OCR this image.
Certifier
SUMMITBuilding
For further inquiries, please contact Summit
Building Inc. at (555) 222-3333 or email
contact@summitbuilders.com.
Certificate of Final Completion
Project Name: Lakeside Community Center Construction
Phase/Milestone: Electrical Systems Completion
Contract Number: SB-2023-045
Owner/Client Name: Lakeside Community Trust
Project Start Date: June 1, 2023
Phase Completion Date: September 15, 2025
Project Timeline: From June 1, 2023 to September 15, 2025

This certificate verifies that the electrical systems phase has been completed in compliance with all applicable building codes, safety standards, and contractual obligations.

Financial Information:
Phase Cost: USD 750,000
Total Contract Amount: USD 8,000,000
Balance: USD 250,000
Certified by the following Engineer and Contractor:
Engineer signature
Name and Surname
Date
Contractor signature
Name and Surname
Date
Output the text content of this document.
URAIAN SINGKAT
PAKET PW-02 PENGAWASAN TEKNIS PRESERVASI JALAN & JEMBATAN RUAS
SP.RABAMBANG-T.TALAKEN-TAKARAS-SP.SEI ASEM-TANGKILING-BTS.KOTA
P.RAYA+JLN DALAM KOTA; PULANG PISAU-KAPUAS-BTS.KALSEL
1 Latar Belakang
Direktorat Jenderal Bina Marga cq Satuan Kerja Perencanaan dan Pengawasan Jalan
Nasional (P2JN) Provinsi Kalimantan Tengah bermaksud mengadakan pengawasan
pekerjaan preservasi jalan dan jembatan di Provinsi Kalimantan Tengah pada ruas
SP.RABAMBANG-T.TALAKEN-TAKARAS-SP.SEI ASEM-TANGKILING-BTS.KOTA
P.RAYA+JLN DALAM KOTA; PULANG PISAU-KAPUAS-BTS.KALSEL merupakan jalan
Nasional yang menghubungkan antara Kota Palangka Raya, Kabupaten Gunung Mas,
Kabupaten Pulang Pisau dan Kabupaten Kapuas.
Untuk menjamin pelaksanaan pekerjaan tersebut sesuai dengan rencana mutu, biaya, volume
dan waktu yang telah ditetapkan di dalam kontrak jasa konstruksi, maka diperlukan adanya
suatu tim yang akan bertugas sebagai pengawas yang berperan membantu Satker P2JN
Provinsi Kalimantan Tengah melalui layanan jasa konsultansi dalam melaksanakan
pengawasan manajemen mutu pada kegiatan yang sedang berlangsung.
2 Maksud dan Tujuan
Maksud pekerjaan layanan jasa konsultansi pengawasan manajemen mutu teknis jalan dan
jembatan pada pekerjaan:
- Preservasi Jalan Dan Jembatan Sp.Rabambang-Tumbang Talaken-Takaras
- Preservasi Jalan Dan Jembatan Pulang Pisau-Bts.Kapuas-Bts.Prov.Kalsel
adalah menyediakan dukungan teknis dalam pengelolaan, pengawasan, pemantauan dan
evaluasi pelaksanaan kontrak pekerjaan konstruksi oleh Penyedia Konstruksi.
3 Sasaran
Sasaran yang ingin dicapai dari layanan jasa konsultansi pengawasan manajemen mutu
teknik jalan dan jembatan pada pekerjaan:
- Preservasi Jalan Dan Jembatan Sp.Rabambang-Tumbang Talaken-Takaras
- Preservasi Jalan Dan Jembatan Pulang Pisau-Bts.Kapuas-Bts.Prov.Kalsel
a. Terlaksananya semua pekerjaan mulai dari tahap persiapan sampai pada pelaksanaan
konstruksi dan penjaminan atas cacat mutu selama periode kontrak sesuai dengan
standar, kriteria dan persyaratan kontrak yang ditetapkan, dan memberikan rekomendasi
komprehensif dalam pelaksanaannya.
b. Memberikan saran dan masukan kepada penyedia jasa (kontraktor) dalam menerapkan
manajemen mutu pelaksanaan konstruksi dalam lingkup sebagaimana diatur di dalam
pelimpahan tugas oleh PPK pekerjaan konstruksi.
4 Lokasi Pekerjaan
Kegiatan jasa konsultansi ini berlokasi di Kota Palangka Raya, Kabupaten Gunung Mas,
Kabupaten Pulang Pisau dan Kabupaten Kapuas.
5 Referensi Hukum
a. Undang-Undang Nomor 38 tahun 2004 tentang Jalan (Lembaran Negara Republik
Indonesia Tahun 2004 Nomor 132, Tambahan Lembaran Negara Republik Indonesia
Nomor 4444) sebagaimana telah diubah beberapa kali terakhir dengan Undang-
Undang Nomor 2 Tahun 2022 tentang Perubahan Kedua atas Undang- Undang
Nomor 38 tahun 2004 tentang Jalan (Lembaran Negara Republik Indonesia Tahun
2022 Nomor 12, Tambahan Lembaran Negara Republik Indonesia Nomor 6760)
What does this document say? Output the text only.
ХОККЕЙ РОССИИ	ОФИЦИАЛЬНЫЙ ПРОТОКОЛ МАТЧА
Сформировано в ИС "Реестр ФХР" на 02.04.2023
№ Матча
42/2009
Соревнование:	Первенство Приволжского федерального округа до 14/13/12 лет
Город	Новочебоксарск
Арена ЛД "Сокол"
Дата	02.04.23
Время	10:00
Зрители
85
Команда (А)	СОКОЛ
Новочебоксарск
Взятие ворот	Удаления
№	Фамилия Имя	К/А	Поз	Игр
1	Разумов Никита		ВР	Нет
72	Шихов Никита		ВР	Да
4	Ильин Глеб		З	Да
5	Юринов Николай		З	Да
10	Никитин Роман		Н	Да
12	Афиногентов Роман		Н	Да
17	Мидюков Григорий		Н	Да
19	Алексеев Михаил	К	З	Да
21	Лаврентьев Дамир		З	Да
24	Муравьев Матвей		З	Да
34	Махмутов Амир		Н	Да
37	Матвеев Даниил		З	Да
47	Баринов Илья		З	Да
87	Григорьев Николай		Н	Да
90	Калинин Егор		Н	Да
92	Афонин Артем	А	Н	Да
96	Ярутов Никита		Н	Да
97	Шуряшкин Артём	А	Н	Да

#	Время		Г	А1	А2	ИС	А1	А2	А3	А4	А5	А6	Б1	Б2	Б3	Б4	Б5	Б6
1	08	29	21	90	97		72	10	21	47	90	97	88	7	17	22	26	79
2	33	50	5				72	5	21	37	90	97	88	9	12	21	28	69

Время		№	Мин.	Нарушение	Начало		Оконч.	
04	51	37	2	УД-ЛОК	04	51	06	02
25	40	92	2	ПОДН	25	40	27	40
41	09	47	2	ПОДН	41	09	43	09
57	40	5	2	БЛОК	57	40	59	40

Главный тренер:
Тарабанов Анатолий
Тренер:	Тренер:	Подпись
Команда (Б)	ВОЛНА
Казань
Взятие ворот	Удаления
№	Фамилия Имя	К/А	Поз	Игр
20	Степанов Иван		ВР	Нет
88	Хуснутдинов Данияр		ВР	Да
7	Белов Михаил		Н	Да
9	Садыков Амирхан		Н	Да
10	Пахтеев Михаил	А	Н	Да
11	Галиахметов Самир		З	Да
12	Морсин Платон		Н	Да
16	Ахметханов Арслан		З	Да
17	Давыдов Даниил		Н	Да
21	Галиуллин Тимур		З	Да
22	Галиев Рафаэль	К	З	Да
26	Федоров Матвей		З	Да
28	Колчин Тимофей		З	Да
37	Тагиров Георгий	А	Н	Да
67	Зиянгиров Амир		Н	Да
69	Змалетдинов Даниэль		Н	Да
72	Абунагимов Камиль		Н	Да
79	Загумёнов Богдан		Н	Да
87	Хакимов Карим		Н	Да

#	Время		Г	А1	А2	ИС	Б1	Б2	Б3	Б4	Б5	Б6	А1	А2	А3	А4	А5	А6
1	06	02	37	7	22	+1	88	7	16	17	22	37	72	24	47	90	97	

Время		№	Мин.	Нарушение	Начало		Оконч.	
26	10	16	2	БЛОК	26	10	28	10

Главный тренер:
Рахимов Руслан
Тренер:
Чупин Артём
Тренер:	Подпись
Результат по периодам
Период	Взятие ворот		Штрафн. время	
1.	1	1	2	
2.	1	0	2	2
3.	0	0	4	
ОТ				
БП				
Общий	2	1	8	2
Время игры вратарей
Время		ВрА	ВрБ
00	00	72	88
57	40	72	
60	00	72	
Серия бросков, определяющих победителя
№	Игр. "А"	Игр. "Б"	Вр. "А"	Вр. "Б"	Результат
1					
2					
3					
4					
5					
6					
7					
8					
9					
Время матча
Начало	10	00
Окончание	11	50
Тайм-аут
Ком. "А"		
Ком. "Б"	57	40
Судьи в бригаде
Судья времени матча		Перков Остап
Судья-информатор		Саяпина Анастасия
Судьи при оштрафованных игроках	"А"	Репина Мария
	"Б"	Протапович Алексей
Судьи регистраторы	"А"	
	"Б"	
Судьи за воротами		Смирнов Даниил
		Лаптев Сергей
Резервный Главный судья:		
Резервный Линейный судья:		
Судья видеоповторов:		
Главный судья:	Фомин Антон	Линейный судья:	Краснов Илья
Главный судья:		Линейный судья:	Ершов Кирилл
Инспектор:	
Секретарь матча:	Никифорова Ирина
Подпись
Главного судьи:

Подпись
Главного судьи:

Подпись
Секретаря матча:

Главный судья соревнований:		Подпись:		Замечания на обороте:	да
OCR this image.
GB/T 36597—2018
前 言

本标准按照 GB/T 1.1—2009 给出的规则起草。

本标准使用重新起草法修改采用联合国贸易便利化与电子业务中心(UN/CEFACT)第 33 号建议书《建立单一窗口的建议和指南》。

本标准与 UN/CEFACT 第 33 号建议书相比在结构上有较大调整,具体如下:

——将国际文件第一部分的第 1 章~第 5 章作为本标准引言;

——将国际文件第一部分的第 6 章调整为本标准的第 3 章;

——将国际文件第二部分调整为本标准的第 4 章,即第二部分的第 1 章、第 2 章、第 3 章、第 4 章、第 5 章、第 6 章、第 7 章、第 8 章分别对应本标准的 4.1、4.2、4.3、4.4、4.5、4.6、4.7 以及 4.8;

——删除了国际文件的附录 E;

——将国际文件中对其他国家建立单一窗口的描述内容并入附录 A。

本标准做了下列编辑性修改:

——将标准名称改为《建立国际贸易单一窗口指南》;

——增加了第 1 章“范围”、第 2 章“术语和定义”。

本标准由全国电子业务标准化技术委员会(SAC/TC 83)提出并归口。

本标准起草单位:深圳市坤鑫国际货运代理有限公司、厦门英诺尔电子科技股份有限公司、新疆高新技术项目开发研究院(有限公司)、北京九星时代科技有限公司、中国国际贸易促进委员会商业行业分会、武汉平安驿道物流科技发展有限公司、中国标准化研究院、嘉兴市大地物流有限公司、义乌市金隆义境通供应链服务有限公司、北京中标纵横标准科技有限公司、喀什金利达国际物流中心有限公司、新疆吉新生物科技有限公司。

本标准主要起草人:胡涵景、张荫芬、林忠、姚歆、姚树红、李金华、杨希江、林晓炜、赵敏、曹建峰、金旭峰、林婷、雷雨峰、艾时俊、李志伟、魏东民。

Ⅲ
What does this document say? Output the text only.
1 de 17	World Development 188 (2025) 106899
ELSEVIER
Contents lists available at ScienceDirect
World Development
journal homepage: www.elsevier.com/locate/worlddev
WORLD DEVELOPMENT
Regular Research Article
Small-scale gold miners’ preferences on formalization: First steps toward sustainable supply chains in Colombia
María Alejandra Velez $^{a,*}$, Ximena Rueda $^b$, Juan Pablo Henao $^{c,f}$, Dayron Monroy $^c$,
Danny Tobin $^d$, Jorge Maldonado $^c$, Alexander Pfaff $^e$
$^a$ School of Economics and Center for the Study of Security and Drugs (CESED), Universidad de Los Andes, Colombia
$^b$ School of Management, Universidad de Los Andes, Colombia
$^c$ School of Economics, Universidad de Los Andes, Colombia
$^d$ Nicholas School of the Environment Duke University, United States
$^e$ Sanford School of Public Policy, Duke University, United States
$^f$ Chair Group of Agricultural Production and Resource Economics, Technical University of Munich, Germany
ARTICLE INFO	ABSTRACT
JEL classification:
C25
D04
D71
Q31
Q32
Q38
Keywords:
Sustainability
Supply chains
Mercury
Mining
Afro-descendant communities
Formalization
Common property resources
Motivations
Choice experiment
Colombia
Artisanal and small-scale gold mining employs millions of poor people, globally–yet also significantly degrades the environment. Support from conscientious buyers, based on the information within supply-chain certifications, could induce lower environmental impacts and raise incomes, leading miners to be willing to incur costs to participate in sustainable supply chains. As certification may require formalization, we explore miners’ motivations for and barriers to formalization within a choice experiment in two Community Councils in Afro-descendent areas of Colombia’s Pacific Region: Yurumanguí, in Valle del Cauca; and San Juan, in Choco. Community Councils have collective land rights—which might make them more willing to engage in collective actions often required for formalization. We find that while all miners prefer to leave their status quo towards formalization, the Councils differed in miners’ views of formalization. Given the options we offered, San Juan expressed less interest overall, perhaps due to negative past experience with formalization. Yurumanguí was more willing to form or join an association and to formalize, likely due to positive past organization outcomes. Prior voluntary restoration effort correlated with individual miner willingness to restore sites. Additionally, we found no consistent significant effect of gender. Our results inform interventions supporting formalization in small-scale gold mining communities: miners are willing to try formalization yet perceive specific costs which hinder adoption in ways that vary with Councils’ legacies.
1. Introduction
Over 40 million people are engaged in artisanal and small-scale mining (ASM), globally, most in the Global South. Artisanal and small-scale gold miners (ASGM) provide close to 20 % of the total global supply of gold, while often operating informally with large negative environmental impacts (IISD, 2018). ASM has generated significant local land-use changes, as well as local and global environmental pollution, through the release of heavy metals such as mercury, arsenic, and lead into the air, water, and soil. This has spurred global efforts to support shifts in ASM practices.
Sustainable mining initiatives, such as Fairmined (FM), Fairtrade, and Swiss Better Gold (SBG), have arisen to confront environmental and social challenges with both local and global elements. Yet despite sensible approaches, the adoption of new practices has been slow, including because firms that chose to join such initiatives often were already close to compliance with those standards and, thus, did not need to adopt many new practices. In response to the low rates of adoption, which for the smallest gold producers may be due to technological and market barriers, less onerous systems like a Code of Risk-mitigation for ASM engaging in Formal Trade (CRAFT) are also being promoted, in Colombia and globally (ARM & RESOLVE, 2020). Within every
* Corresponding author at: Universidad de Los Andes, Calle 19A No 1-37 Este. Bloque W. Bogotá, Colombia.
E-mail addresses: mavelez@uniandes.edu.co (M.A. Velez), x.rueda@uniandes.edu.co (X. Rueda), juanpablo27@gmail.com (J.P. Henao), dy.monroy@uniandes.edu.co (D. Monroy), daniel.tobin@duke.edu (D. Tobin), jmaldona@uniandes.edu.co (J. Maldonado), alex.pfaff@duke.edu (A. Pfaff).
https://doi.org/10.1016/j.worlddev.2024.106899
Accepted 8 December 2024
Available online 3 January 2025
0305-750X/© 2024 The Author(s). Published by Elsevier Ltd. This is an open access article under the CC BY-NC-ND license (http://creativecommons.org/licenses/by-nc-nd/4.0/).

### Objective:
Determine how many of the lines above hold the word "将国际文件第一部分的第", and output that number by itself.

### Problem solution:
2